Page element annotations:
## begin

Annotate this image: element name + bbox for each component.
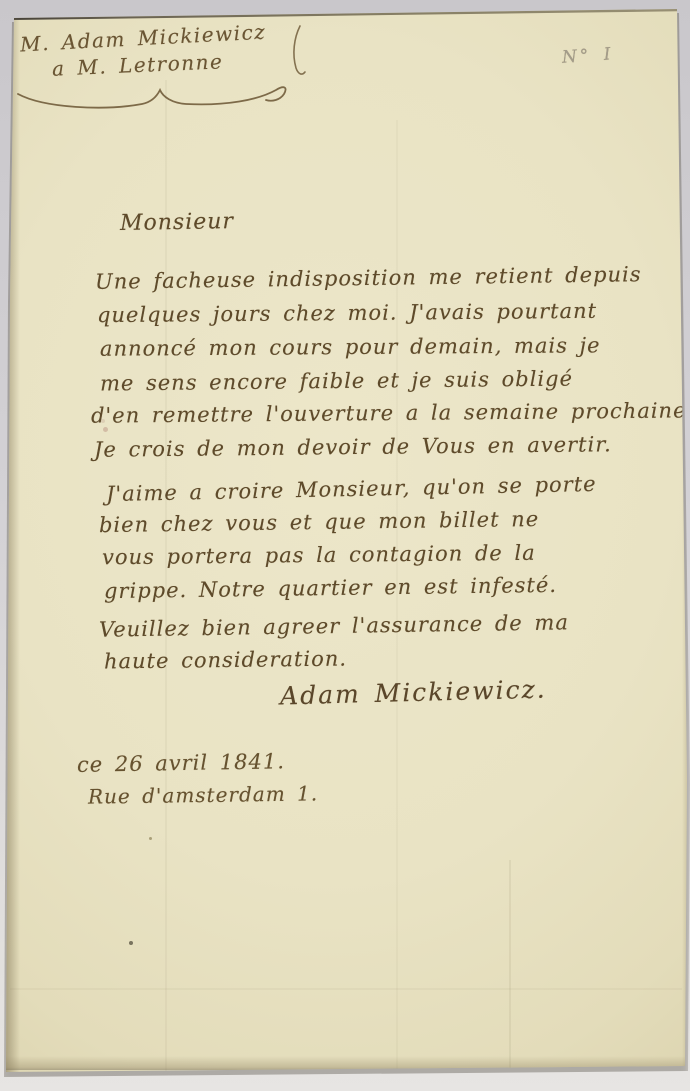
fold-crease-horizontal [10,988,682,990]
photo-background: M. Adam Mickiewicz a M. Letronne N° I Mo… [0,0,690,1091]
paper-speck [103,427,108,432]
paper-speck [149,837,152,840]
body-line: bien chez vous et que mon billet ne [99,507,539,537]
docket-flourish-stroke [284,24,308,80]
body-line: Une facheuse indisposition me retient de… [95,262,642,294]
docket-line-1: M. Adam Mickiewicz [20,20,267,57]
archival-number: N° I [561,44,614,68]
body-line: me sens encore faible et je suis obligé [100,367,573,396]
body-line: vous portera pas la contagion de la [102,541,536,570]
body-line: d'en remettre l'ouverture a la semaine p… [91,398,690,427]
paper-speck [129,941,133,945]
fold-crease-vertical [509,860,511,1072]
body-line: grippe. Notre quartier en est infesté. [104,573,557,603]
body-line: Je crois de mon devoir de Vous en averti… [94,432,612,461]
address-line: Rue d'amsterdam 1. [88,781,318,808]
body-line: annoncé mon cours pour demain, mais je [100,333,601,360]
body-line: haute consideration. [104,647,347,674]
body-line: Veuillez bien agreer l'assurance de ma [99,610,569,641]
salutation: Monsieur [120,209,234,236]
date-line: ce 26 avril 1841. [77,749,285,777]
paper-top-edge [12,6,680,20]
body-line: J'aime a croire Monsieur, qu'on se porte [106,472,597,506]
docket-line-2: a M. Letronne [52,49,224,80]
signature: Adam Mickiewicz. [280,675,547,711]
body-line: quelques jours chez moi. J'avais pourtan… [97,299,597,327]
letter-paper: M. Adam Mickiewicz a M. Letronne N° I Mo… [0,0,690,1091]
docket-flourish-underline [14,82,299,116]
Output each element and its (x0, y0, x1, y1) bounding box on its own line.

## end

EXERCISE DESCRIPTION: Copy out every line of the listing above without any changes, and leave out the picture.

THE SOLUTION:
Annotate this image: element name + bbox for each component.
fold-crease-horizontal [10,988,682,990]
photo-background: M. Adam Mickiewicz a M. Letronne N° I Mo… [0,0,690,1091]
paper-speck [103,427,108,432]
paper-speck [149,837,152,840]
body-line: bien chez vous et que mon billet ne [99,507,539,537]
docket-flourish-stroke [284,24,308,80]
body-line: Une facheuse indisposition me retient de… [95,262,642,294]
docket-line-1: M. Adam Mickiewicz [20,20,267,57]
archival-number: N° I [561,44,614,68]
body-line: me sens encore faible et je suis obligé [100,367,573,396]
body-line: vous portera pas la contagion de la [102,541,536,570]
body-line: d'en remettre l'ouverture a la semaine p… [91,398,690,427]
paper-speck [129,941,133,945]
fold-crease-vertical [509,860,511,1072]
body-line: grippe. Notre quartier en est infesté. [104,573,557,603]
body-line: Je crois de mon devoir de Vous en averti… [94,432,612,461]
address-line: Rue d'amsterdam 1. [88,781,318,808]
body-line: annoncé mon cours pour demain, mais je [100,333,601,360]
body-line: haute consideration. [104,647,347,674]
body-line: Veuillez bien agreer l'assurance de ma [99,610,569,641]
salutation: Monsieur [120,209,234,236]
date-line: ce 26 avril 1841. [77,749,285,777]
paper-top-edge [12,6,680,20]
body-line: J'aime a croire Monsieur, qu'on se porte [106,472,597,506]
docket-line-2: a M. Letronne [52,49,224,80]
signature: Adam Mickiewicz. [280,675,547,711]
body-line: quelques jours chez moi. J'avais pourtan… [97,299,597,327]
letter-paper: M. Adam Mickiewicz a M. Letronne N° I Mo… [0,0,690,1091]
docket-flourish-underline [14,82,299,116]
Output each element and its (x0, y0, x1, y1) bounding box on its own line.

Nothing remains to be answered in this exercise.